EXERCISE TASK
Answer with one number: how many lines have "molecules".

##### SUPPLIED RECORDS

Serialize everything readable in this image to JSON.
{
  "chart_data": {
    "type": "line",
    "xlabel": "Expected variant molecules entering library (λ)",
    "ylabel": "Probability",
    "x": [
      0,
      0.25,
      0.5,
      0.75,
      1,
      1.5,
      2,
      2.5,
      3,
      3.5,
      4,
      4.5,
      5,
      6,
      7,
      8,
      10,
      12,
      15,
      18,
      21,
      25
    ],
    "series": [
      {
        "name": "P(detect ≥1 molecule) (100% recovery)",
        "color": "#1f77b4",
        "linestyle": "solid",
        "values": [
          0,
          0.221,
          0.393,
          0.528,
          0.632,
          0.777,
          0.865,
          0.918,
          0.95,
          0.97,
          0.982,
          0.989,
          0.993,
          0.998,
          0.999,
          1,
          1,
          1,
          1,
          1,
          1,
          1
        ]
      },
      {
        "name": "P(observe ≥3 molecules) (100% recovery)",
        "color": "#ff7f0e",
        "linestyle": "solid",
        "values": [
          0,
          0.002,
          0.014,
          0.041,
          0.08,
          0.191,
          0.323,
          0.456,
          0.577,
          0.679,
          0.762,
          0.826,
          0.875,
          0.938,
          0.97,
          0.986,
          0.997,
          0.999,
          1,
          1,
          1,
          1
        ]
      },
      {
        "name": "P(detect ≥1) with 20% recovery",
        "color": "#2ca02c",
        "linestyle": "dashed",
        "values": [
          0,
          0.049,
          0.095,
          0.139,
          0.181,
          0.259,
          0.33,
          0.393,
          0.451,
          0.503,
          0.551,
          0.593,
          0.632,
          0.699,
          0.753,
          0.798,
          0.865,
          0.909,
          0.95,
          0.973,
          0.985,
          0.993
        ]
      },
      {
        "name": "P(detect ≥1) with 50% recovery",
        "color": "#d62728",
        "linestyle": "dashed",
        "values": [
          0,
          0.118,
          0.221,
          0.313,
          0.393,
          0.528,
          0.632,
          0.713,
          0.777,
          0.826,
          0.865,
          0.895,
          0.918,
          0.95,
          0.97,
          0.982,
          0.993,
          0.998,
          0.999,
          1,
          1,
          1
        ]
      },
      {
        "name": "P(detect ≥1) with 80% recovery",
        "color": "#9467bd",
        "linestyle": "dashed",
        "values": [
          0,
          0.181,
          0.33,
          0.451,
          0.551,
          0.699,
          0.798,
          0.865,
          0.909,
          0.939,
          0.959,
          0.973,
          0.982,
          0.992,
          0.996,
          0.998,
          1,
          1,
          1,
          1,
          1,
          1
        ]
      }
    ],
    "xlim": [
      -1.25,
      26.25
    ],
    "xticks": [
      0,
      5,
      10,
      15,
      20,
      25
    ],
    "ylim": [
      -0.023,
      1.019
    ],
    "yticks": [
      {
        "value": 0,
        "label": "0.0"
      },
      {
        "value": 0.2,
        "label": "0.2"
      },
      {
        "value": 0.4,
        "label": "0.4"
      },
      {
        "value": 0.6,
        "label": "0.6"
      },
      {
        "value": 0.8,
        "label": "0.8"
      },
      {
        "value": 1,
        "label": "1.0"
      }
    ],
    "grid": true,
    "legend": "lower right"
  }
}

##########

FINISHED EXERCISE
2